*The exercise*. What is the number of lines in the entries below that include the word "high"? Provide the number only.
### Information shown ###
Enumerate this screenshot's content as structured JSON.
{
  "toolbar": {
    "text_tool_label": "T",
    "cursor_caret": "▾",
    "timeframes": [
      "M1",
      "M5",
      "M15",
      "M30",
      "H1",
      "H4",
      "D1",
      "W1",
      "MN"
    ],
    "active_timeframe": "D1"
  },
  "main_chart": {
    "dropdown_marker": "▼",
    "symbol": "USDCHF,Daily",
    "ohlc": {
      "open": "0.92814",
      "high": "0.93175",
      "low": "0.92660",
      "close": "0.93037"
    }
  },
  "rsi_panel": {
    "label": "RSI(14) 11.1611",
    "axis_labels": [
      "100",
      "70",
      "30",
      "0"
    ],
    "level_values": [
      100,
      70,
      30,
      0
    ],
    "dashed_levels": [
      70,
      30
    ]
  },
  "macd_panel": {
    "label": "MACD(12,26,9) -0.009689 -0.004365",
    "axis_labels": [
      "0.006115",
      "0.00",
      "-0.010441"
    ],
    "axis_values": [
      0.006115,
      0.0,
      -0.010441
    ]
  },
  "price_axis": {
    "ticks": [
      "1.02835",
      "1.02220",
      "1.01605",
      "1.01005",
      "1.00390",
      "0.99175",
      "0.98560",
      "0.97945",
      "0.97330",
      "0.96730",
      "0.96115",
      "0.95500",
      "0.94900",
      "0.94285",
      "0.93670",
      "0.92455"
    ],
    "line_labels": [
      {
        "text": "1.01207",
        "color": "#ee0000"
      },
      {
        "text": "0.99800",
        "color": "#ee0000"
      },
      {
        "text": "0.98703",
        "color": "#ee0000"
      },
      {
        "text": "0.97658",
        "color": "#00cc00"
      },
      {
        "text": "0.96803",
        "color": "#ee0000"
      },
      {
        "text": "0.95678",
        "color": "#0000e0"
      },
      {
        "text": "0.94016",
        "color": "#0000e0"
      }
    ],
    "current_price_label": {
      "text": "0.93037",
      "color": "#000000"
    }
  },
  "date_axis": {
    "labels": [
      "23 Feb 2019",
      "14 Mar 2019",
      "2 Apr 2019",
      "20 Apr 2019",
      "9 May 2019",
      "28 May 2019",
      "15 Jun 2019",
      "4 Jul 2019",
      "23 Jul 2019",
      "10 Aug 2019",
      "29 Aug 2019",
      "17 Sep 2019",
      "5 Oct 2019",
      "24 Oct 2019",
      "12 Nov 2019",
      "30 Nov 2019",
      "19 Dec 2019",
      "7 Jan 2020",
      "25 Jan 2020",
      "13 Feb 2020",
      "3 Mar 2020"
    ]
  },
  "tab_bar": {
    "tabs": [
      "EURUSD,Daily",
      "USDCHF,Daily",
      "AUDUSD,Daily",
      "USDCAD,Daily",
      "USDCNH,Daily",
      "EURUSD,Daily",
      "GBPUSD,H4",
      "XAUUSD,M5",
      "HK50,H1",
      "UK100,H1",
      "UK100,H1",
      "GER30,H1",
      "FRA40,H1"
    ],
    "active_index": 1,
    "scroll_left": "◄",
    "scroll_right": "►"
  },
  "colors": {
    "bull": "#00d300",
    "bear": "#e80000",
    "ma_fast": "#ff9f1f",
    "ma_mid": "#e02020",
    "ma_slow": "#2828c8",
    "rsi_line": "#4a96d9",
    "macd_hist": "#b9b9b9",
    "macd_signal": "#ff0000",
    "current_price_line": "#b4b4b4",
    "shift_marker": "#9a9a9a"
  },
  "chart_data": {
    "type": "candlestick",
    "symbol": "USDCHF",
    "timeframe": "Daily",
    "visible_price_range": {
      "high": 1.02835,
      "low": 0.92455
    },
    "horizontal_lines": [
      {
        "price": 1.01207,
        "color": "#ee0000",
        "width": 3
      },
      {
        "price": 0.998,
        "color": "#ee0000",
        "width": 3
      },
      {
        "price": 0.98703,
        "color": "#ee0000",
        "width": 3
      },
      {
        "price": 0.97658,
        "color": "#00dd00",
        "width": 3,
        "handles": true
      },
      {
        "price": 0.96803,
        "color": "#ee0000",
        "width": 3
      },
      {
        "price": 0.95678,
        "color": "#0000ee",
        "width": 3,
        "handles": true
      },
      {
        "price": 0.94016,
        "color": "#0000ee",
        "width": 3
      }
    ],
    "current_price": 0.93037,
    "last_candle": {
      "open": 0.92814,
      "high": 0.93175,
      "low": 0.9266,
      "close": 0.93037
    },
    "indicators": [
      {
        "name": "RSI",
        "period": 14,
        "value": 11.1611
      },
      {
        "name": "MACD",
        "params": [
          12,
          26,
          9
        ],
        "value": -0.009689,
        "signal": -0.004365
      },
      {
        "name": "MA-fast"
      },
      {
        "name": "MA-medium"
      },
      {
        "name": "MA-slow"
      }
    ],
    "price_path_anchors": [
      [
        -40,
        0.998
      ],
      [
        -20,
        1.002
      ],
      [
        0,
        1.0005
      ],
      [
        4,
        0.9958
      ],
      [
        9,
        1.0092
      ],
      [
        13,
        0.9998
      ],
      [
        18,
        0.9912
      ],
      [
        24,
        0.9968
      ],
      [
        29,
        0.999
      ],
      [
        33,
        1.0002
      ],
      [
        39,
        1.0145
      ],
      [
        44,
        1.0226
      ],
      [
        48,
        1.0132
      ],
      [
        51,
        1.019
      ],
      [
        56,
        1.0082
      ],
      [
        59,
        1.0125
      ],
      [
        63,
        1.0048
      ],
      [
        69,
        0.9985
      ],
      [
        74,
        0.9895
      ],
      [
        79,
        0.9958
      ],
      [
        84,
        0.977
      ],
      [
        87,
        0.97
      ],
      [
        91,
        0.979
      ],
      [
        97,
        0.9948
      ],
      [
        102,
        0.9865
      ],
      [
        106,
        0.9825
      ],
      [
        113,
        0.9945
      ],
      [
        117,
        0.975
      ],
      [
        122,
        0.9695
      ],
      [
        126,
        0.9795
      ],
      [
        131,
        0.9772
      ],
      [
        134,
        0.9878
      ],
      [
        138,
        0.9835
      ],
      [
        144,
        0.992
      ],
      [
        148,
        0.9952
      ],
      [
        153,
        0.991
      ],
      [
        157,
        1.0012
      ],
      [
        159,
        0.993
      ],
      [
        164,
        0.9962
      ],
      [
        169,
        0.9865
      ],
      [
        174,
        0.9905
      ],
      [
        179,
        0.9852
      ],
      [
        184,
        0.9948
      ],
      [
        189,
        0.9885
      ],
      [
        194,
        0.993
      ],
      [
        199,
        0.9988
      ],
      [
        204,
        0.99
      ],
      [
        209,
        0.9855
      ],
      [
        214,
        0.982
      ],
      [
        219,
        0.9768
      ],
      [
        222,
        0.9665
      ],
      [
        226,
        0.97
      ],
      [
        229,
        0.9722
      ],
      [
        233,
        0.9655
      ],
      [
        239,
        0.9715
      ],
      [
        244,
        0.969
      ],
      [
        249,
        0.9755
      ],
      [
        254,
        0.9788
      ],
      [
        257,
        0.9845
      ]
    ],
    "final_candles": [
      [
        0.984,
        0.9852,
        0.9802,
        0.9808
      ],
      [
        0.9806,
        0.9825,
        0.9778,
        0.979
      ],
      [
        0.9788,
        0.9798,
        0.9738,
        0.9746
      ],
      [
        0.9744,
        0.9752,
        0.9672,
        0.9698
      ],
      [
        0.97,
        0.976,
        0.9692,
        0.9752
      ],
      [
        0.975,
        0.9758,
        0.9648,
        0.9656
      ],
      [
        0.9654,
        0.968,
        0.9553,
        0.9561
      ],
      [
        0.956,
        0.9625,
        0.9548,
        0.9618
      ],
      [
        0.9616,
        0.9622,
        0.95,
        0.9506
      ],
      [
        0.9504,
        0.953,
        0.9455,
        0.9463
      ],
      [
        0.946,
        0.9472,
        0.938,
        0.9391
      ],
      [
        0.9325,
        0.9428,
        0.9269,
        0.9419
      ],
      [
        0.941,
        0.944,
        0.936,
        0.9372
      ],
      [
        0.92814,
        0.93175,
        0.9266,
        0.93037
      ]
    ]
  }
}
###
*Correct response*. 3